**GIVEN EXERCISE**: Copy each line holding the string "type".

**Items from a figure collection**:
──────

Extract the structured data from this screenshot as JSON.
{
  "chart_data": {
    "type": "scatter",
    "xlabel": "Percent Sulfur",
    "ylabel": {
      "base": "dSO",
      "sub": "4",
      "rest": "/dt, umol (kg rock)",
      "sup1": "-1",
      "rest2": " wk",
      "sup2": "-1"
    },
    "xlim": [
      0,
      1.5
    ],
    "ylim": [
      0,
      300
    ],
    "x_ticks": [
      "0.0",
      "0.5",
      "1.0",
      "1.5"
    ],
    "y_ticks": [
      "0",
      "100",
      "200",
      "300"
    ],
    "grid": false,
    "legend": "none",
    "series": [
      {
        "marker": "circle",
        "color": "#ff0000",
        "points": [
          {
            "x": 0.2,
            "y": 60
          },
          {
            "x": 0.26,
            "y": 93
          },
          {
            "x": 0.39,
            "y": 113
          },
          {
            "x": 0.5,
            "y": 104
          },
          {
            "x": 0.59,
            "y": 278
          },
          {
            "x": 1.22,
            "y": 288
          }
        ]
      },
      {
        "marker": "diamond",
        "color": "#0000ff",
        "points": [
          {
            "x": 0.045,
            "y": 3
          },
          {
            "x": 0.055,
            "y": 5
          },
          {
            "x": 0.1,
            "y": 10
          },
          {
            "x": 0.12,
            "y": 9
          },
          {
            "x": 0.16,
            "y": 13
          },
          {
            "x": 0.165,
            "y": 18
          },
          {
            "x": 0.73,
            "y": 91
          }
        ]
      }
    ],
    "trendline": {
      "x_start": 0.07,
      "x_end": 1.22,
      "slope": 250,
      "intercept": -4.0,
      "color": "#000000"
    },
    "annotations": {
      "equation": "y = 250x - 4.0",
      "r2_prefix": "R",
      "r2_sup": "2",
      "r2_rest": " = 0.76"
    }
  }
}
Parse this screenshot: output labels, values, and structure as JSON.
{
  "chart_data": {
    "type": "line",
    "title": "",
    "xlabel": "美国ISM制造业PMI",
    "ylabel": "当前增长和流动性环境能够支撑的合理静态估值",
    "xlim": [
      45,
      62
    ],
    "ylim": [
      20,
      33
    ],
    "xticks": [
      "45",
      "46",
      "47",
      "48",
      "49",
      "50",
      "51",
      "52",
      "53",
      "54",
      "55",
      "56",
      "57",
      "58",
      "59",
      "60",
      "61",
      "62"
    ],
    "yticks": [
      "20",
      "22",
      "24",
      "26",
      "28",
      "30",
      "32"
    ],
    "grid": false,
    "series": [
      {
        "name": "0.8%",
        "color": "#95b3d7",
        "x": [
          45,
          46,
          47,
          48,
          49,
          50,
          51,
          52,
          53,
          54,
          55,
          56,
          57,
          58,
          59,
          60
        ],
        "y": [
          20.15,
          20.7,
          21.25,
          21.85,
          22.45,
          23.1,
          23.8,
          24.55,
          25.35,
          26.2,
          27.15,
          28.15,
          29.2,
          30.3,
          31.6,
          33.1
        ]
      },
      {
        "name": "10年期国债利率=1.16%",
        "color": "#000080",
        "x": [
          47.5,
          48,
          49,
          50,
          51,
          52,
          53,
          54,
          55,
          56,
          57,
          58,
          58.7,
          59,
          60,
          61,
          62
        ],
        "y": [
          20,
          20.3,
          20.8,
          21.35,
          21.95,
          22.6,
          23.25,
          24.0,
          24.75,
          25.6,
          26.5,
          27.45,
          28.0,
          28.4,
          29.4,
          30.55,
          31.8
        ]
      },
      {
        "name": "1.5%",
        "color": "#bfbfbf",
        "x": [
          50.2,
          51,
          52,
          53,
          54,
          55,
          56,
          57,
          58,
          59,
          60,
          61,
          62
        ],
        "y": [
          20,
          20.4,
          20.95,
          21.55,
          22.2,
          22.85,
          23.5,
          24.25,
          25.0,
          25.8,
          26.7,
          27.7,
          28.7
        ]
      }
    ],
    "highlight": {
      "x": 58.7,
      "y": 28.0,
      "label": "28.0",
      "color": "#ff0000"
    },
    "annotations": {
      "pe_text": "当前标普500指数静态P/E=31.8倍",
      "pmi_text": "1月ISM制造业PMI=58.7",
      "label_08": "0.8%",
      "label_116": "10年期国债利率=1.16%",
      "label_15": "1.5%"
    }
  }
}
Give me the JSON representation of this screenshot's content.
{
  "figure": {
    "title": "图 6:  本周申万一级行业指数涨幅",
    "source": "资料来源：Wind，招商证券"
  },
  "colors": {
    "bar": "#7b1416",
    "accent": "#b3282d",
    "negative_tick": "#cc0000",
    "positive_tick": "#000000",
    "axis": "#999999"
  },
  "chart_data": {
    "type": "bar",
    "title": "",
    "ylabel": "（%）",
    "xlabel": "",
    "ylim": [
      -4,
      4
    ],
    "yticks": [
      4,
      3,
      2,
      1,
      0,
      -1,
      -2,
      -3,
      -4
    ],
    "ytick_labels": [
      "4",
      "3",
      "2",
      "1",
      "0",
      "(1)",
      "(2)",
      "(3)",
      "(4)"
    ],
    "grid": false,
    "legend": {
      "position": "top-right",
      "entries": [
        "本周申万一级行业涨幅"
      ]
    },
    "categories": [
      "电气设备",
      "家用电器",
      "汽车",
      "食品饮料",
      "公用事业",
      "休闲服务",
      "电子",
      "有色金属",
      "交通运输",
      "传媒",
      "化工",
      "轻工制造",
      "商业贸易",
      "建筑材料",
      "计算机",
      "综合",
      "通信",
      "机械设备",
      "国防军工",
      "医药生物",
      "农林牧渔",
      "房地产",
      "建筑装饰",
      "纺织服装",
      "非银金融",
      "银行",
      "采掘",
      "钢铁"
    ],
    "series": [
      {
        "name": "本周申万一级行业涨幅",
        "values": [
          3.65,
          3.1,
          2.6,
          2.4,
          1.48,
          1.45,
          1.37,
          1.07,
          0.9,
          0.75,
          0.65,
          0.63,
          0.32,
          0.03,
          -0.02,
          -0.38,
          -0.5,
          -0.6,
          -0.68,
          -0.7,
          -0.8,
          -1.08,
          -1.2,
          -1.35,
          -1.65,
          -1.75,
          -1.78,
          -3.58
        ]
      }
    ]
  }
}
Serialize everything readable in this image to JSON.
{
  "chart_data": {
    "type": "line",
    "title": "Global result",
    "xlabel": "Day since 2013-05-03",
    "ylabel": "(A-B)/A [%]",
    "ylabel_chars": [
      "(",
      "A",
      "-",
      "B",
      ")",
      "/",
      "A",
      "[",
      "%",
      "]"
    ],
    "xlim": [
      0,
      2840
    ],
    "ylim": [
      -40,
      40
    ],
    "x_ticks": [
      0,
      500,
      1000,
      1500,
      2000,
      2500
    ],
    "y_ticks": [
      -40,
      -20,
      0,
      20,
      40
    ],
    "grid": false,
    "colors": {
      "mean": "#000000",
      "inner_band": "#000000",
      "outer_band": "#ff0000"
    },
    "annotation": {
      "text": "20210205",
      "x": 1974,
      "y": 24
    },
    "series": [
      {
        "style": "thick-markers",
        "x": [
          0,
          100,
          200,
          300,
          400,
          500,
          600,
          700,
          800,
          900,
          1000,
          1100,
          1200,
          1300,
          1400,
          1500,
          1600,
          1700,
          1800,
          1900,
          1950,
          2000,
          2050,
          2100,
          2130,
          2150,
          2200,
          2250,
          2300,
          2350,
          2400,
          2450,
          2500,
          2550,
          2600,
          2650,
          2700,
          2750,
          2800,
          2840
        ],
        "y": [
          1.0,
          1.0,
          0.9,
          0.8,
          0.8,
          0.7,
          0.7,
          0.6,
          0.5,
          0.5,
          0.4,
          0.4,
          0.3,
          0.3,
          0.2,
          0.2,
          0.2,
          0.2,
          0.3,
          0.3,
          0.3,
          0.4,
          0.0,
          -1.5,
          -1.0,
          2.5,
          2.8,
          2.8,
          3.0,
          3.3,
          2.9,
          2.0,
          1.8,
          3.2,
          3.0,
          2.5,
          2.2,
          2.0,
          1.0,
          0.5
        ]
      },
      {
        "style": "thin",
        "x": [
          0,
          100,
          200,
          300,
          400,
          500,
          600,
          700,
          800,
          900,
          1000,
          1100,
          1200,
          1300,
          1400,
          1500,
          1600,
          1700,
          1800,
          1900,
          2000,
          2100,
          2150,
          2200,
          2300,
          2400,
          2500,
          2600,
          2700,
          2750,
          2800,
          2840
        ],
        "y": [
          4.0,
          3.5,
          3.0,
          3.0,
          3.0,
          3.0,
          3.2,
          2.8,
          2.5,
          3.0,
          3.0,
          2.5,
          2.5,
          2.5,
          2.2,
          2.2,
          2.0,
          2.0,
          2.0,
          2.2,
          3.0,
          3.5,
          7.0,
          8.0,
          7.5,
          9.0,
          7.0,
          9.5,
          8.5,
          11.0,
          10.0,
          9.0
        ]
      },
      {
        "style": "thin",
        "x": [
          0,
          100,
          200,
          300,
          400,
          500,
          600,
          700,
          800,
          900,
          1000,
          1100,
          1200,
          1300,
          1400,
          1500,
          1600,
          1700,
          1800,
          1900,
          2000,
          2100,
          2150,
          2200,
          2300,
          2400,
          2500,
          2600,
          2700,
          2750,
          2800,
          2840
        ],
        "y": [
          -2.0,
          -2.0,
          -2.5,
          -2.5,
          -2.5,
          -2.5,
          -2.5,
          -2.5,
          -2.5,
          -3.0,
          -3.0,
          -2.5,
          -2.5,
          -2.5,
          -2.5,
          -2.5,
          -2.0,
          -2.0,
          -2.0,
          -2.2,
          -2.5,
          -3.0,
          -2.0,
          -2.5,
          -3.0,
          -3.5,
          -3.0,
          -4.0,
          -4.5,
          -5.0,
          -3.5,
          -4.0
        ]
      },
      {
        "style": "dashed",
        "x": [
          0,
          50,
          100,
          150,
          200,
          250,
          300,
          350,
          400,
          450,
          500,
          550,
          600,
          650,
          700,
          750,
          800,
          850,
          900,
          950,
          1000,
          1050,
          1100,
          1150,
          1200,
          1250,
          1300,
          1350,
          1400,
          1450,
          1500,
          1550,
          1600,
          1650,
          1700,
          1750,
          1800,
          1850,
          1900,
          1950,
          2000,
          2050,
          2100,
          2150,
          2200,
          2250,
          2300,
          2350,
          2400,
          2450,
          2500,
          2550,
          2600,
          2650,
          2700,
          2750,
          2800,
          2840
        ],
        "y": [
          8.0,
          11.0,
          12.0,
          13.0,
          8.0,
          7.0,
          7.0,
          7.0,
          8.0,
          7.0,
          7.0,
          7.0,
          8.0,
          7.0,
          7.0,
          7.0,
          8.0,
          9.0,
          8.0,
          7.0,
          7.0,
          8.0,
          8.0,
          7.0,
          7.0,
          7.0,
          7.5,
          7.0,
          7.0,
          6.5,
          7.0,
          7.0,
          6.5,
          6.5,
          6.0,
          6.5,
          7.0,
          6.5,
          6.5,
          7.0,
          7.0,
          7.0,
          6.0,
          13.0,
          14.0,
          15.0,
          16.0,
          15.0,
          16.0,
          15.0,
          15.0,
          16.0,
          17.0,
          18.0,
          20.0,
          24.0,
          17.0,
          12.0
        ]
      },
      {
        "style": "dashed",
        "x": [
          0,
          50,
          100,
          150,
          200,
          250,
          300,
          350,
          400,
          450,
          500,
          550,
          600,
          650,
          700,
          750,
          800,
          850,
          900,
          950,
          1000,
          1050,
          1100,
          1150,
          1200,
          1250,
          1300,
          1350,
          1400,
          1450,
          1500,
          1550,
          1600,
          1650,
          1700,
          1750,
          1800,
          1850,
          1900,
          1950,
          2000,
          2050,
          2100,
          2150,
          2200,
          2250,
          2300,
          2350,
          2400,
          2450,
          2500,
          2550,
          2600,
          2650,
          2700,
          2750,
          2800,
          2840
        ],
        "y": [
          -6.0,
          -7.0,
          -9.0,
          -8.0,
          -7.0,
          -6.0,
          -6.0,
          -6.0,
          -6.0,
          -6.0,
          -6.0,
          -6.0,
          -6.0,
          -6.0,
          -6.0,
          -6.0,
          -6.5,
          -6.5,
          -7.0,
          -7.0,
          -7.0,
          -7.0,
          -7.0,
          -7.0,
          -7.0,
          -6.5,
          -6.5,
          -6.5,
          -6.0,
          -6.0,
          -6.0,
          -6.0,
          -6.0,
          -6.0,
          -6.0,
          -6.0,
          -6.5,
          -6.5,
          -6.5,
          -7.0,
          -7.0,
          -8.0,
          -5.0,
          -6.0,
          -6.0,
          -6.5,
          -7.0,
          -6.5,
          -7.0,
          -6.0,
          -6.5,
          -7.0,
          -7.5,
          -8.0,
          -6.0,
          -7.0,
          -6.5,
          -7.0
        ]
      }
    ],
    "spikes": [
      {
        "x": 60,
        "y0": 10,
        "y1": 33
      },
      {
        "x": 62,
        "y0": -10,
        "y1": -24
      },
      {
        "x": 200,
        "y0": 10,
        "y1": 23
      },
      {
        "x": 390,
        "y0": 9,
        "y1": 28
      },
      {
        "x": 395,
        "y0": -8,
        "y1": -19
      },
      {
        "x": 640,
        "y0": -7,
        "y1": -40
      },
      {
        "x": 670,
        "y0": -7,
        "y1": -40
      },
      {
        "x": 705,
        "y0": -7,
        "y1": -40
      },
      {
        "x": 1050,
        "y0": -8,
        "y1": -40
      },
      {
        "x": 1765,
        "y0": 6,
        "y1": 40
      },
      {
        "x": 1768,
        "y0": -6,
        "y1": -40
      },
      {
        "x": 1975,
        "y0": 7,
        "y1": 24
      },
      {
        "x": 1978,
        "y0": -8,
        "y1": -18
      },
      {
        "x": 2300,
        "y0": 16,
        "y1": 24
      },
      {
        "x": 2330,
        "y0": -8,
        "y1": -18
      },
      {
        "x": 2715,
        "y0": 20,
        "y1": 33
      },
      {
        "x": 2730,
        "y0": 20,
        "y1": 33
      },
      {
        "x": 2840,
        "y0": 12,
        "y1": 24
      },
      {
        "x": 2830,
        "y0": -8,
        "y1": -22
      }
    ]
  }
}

──────

**EXERCISE RESPONSE**:
    "type": "scatter",
    "type": "line",
    "type": "bar",
    "type": "line",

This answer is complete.